◆ **Task brief**: From the PaddleVideo suggestions thread, list every technique named in the first numbered suggestion for optimizing video models such as pp-TSM.

◆ **Excerpted passage**:
******
PaddlePaddle / PaddleVideo

Awesome video understanding toolkits based on PaddlePaddle. It supports video data annotation tools, lightweight RGB and skeleton based action recognition model, practical applications for video tagging and sport action detection.
Apache License 2.0
1.49k stars 375 forks source link

Call for suggestions #68

Closed chajchaj closed 6 months ago

chajchaj commented 3 years ago

This issue is for collecting suggestions. You can either: 1.Suggest a new feature by leaving a comment. 2.Vote for a feature request with +1 or be against with -1. 3.Tell us that you would like to help implement one of the features in the list.

chajchaj commented 3 years ago
  1. Optimize some video models , e.g. pp-TSM, by pruning, quantization, knowledge distillation, better backbone, to achieve a better balance between effectiveness(Top1) and efficiency(VPS).
  2. Release some tools for some video datasets, e.g. downloading Kinetics-400, Youtube-8M.
  3. Release some applications using video models, e.g. video tagging, Highlight snippet extraction, Security Monitoring, Video retrieval, Student behavior analysis in classroom and so on.
  4. Support X3D and Multi-Grid by FAIR
  5. Add some video models technology analysis docs, e.g. TSN, TSM, SlowFast, X3D, Multi-Grid and so on.
  6. Add more lightweight video models and Optimization Strategy.
  7. Support more backbones and some pretrained backbone models for video.
  8. Support ava dataset and spatio-temporal action detection models.
  9. Optimize Video decoding speed by DALI.
  10. Support Distributed training for video models .
******
◆ **Data provided**:

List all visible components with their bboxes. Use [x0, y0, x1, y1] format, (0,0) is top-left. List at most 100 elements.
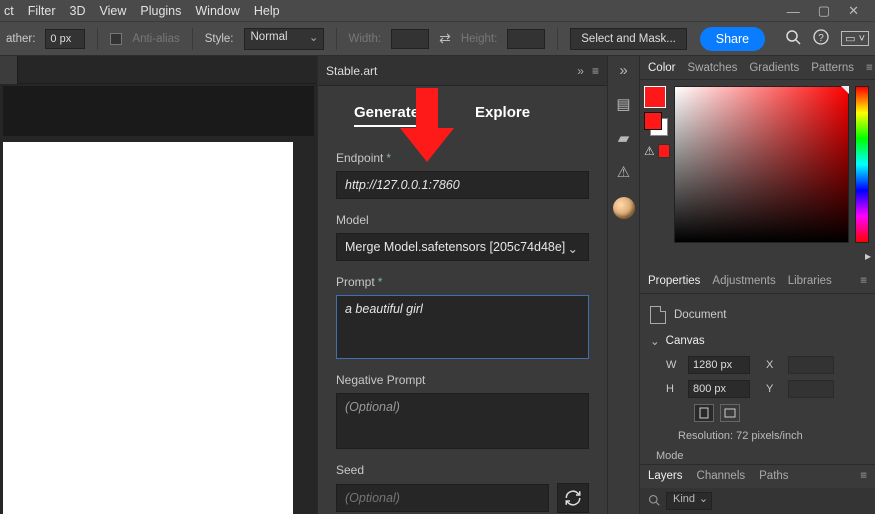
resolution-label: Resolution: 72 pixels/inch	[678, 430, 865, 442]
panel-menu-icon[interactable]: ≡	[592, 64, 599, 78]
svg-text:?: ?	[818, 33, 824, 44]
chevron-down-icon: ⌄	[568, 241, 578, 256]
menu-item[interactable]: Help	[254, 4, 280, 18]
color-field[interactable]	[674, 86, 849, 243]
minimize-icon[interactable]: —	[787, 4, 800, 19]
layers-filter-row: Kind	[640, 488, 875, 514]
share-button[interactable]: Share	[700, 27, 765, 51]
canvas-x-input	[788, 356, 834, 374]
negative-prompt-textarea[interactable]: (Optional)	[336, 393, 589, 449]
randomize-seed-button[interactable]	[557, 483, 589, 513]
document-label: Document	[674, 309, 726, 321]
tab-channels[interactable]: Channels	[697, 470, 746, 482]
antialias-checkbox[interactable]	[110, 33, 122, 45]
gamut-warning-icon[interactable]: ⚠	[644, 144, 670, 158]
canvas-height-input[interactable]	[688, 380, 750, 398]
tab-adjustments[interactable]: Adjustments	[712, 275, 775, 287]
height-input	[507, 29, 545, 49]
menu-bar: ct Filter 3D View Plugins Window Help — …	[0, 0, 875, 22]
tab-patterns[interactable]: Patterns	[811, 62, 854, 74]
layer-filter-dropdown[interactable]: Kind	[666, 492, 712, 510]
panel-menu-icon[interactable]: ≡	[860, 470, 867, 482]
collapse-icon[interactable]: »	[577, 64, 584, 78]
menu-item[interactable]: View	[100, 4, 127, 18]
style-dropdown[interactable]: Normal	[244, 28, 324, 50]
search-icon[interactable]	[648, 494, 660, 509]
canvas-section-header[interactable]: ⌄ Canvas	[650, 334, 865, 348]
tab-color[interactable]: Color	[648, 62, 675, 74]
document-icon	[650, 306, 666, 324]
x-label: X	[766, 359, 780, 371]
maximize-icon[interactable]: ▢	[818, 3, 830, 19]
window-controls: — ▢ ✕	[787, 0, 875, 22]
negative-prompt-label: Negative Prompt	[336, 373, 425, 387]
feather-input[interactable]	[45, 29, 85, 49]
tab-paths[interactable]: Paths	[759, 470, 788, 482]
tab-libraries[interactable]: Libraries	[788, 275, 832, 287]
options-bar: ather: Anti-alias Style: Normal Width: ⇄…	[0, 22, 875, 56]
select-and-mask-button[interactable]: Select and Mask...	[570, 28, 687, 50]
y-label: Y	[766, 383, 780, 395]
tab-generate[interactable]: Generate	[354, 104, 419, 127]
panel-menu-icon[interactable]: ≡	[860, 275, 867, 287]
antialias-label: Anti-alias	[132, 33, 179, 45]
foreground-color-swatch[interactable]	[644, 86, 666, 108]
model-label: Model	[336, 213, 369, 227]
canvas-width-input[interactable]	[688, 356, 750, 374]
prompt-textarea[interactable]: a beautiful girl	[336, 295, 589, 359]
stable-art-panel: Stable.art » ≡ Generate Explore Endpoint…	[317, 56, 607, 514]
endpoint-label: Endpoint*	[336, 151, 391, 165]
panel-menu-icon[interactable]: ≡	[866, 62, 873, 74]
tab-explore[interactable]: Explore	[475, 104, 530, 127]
******
◆ **Answer to this exercise**:
- pruning
- quantization
- knowledge distillation
- better backbone